What is required:
Gather, from the data below, each line in which the word "icon" occurs.

Entries shown:
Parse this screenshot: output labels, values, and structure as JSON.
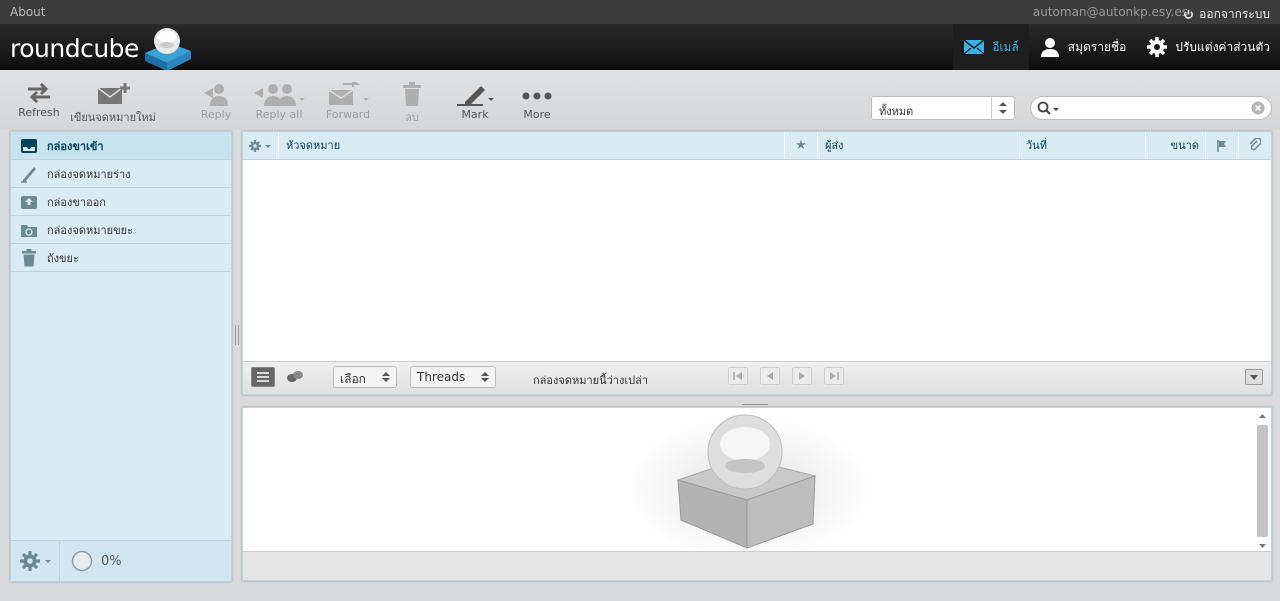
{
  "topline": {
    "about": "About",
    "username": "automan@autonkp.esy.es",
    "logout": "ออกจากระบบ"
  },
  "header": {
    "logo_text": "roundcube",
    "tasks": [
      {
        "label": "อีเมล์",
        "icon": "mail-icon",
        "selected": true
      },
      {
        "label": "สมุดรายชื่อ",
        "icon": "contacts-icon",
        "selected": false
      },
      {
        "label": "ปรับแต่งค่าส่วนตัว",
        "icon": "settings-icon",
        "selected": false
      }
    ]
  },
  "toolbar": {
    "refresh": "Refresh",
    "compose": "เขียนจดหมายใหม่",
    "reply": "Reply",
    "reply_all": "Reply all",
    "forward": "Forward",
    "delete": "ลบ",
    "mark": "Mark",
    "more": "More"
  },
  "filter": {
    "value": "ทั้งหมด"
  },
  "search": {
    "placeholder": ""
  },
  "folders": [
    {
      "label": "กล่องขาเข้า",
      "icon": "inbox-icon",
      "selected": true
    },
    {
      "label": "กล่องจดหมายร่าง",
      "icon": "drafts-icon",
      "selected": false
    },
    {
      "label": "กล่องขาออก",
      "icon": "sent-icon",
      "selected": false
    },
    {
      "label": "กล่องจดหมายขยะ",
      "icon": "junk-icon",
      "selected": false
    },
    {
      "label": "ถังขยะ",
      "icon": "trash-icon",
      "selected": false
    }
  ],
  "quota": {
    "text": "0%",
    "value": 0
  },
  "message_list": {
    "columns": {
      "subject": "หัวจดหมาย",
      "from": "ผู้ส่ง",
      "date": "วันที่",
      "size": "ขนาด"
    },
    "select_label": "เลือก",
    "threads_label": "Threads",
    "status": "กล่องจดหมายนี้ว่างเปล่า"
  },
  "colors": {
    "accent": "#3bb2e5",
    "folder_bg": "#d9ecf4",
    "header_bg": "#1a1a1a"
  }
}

Final answer:
        "icon": "mail-icon",
        "icon": "contacts-icon",
        "icon": "settings-icon",
      "icon": "inbox-icon",
      "icon": "drafts-icon",
      "icon": "sent-icon",
      "icon": "junk-icon",
      "icon": "trash-icon",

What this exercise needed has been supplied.